= DIRECTIVE =
Each record below should appear again exactly as written.

(Dataset excerpts)
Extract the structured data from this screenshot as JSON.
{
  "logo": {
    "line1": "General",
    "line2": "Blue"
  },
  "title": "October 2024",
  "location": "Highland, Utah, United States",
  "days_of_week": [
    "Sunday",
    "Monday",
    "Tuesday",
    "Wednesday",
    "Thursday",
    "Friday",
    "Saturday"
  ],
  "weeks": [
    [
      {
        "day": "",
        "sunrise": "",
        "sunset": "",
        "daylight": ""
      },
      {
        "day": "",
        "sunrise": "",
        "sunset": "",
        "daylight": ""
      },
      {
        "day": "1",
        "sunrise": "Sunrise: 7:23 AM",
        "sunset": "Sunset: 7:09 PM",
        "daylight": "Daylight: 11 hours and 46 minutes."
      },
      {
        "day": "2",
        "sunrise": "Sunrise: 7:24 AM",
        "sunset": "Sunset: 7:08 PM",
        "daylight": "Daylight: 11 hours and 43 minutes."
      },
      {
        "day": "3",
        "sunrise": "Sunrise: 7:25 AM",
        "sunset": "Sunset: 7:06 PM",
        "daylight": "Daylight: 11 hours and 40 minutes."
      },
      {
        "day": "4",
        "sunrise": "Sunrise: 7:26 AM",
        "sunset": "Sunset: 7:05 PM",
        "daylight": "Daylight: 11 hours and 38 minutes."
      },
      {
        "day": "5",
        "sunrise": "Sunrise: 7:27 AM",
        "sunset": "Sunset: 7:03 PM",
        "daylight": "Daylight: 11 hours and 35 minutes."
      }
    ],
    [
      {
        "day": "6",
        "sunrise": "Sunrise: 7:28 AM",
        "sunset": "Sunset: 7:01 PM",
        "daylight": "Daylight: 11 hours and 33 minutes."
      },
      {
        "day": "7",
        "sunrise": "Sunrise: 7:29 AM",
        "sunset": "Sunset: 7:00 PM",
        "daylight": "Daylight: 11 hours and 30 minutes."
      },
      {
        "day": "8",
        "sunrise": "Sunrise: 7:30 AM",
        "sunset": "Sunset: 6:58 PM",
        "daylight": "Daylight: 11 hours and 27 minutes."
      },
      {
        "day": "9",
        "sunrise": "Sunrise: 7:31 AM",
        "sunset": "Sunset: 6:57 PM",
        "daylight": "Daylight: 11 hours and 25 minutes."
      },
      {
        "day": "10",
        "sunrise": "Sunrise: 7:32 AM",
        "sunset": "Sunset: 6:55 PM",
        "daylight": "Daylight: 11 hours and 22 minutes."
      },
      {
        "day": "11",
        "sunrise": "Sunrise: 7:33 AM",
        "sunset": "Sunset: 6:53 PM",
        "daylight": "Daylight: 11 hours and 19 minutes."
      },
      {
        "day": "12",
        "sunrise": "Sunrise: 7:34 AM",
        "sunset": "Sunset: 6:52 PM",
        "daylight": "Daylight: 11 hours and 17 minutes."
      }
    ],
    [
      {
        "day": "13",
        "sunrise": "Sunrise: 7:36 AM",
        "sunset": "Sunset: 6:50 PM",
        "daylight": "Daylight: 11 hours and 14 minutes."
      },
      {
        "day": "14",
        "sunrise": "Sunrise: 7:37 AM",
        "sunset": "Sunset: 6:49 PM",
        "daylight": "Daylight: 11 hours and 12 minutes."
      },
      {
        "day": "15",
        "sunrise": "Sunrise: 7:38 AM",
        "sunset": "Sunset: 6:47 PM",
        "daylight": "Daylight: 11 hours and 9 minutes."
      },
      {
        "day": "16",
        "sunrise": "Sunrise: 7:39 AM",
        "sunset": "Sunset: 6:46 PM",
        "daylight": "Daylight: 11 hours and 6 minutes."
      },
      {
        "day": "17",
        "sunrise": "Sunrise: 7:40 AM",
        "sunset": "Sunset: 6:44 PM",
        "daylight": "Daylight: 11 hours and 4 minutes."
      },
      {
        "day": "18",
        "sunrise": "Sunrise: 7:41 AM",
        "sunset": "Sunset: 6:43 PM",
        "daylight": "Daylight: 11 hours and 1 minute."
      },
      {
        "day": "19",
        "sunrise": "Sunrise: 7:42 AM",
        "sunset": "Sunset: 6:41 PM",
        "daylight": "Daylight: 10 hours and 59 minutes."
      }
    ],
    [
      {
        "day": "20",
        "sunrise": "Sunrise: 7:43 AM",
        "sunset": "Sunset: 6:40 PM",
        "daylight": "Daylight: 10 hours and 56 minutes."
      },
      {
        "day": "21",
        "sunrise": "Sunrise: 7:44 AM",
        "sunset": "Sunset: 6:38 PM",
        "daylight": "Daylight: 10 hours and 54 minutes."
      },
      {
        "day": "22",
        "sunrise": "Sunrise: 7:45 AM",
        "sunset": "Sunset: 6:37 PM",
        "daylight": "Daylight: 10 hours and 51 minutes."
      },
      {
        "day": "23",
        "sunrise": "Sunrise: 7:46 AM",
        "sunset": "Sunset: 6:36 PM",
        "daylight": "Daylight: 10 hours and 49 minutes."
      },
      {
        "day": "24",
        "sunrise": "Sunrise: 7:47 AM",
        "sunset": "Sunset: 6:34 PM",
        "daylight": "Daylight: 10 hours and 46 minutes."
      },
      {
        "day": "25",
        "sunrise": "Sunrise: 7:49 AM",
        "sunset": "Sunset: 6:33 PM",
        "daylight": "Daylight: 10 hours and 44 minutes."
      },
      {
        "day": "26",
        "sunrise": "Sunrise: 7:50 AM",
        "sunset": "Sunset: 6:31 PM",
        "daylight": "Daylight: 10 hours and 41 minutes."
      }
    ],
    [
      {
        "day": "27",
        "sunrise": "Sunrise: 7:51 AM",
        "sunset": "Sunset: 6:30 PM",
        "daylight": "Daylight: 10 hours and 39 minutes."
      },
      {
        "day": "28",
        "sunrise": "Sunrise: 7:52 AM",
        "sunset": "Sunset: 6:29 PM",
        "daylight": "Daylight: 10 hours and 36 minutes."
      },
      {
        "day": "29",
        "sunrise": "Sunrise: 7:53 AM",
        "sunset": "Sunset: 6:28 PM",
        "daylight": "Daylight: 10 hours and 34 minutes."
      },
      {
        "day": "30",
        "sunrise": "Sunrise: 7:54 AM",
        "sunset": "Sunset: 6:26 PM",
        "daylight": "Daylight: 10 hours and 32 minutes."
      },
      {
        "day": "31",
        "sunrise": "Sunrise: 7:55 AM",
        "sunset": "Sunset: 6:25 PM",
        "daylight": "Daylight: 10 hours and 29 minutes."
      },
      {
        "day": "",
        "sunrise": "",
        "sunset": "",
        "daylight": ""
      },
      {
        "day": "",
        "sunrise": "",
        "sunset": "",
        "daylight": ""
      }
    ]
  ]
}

= TASK SOLUTION =
Extract the structured data from this screenshot as JSON.
{
  "logo": {
    "line1": "General",
    "line2": "Blue"
  },
  "title": "October 2024",
  "location": "Highland, Utah, United States",
  "days_of_week": [
    "Sunday",
    "Monday",
    "Tuesday",
    "Wednesday",
    "Thursday",
    "Friday",
    "Saturday"
  ],
  "weeks": [
    [
      {
        "day": "",
        "sunrise": "",
        "sunset": "",
        "daylight": ""
      },
      {
        "day": "",
        "sunrise": "",
        "sunset": "",
        "daylight": ""
      },
      {
        "day": "1",
        "sunrise": "Sunrise: 7:23 AM",
        "sunset": "Sunset: 7:09 PM",
        "daylight": "Daylight: 11 hours and 46 minutes."
      },
      {
        "day": "2",
        "sunrise": "Sunrise: 7:24 AM",
        "sunset": "Sunset: 7:08 PM",
        "daylight": "Daylight: 11 hours and 43 minutes."
      },
      {
        "day": "3",
        "sunrise": "Sunrise: 7:25 AM",
        "sunset": "Sunset: 7:06 PM",
        "daylight": "Daylight: 11 hours and 40 minutes."
      },
      {
        "day": "4",
        "sunrise": "Sunrise: 7:26 AM",
        "sunset": "Sunset: 7:05 PM",
        "daylight": "Daylight: 11 hours and 38 minutes."
      },
      {
        "day": "5",
        "sunrise": "Sunrise: 7:27 AM",
        "sunset": "Sunset: 7:03 PM",
        "daylight": "Daylight: 11 hours and 35 minutes."
      }
    ],
    [
      {
        "day": "6",
        "sunrise": "Sunrise: 7:28 AM",
        "sunset": "Sunset: 7:01 PM",
        "daylight": "Daylight: 11 hours and 33 minutes."
      },
      {
        "day": "7",
        "sunrise": "Sunrise: 7:29 AM",
        "sunset": "Sunset: 7:00 PM",
        "daylight": "Daylight: 11 hours and 30 minutes."
      },
      {
        "day": "8",
        "sunrise": "Sunrise: 7:30 AM",
        "sunset": "Sunset: 6:58 PM",
        "daylight": "Daylight: 11 hours and 27 minutes."
      },
      {
        "day": "9",
        "sunrise": "Sunrise: 7:31 AM",
        "sunset": "Sunset: 6:57 PM",
        "daylight": "Daylight: 11 hours and 25 minutes."
      },
      {
        "day": "10",
        "sunrise": "Sunrise: 7:32 AM",
        "sunset": "Sunset: 6:55 PM",
        "daylight": "Daylight: 11 hours and 22 minutes."
      },
      {
        "day": "11",
        "sunrise": "Sunrise: 7:33 AM",
        "sunset": "Sunset: 6:53 PM",
        "daylight": "Daylight: 11 hours and 19 minutes."
      },
      {
        "day": "12",
        "sunrise": "Sunrise: 7:34 AM",
        "sunset": "Sunset: 6:52 PM",
        "daylight": "Daylight: 11 hours and 17 minutes."
      }
    ],
    [
      {
        "day": "13",
        "sunrise": "Sunrise: 7:36 AM",
        "sunset": "Sunset: 6:50 PM",
        "daylight": "Daylight: 11 hours and 14 minutes."
      },
      {
        "day": "14",
        "sunrise": "Sunrise: 7:37 AM",
        "sunset": "Sunset: 6:49 PM",
        "daylight": "Daylight: 11 hours and 12 minutes."
      },
      {
        "day": "15",
        "sunrise": "Sunrise: 7:38 AM",
        "sunset": "Sunset: 6:47 PM",
        "daylight": "Daylight: 11 hours and 9 minutes."
      },
      {
        "day": "16",
        "sunrise": "Sunrise: 7:39 AM",
        "sunset": "Sunset: 6:46 PM",
        "daylight": "Daylight: 11 hours and 6 minutes."
      },
      {
        "day": "17",
        "sunrise": "Sunrise: 7:40 AM",
        "sunset": "Sunset: 6:44 PM",
        "daylight": "Daylight: 11 hours and 4 minutes."
      },
      {
        "day": "18",
        "sunrise": "Sunrise: 7:41 AM",
        "sunset": "Sunset: 6:43 PM",
        "daylight": "Daylight: 11 hours and 1 minute."
      },
      {
        "day": "19",
        "sunrise": "Sunrise: 7:42 AM",
        "sunset": "Sunset: 6:41 PM",
        "daylight": "Daylight: 10 hours and 59 minutes."
      }
    ],
    [
      {
        "day": "20",
        "sunrise": "Sunrise: 7:43 AM",
        "sunset": "Sunset: 6:40 PM",
        "daylight": "Daylight: 10 hours and 56 minutes."
      },
      {
        "day": "21",
        "sunrise": "Sunrise: 7:44 AM",
        "sunset": "Sunset: 6:38 PM",
        "daylight": "Daylight: 10 hours and 54 minutes."
      },
      {
        "day": "22",
        "sunrise": "Sunrise: 7:45 AM",
        "sunset": "Sunset: 6:37 PM",
        "daylight": "Daylight: 10 hours and 51 minutes."
      },
      {
        "day": "23",
        "sunrise": "Sunrise: 7:46 AM",
        "sunset": "Sunset: 6:36 PM",
        "daylight": "Daylight: 10 hours and 49 minutes."
      },
      {
        "day": "24",
        "sunrise": "Sunrise: 7:47 AM",
        "sunset": "Sunset: 6:34 PM",
        "daylight": "Daylight: 10 hours and 46 minutes."
      },
      {
        "day": "25",
        "sunrise": "Sunrise: 7:49 AM",
        "sunset": "Sunset: 6:33 PM",
        "daylight": "Daylight: 10 hours and 44 minutes."
      },
      {
        "day": "26",
        "sunrise": "Sunrise: 7:50 AM",
        "sunset": "Sunset: 6:31 PM",
        "daylight": "Daylight: 10 hours and 41 minutes."
      }
    ],
    [
      {
        "day": "27",
        "sunrise": "Sunrise: 7:51 AM",
        "sunset": "Sunset: 6:30 PM",
        "daylight": "Daylight: 10 hours and 39 minutes."
      },
      {
        "day": "28",
        "sunrise": "Sunrise: 7:52 AM",
        "sunset": "Sunset: 6:29 PM",
        "daylight": "Daylight: 10 hours and 36 minutes."
      },
      {
        "day": "29",
        "sunrise": "Sunrise: 7:53 AM",
        "sunset": "Sunset: 6:28 PM",
        "daylight": "Daylight: 10 hours and 34 minutes."
      },
      {
        "day": "30",
        "sunrise": "Sunrise: 7:54 AM",
        "sunset": "Sunset: 6:26 PM",
        "daylight": "Daylight: 10 hours and 32 minutes."
      },
      {
        "day": "31",
        "sunrise": "Sunrise: 7:55 AM",
        "sunset": "Sunset: 6:25 PM",
        "daylight": "Daylight: 10 hours and 29 minutes."
      },
      {
        "day": "",
        "sunrise": "",
        "sunset": "",
        "daylight": ""
      },
      {
        "day": "",
        "sunrise": "",
        "sunset": "",
        "daylight": ""
      }
    ]
  ]
}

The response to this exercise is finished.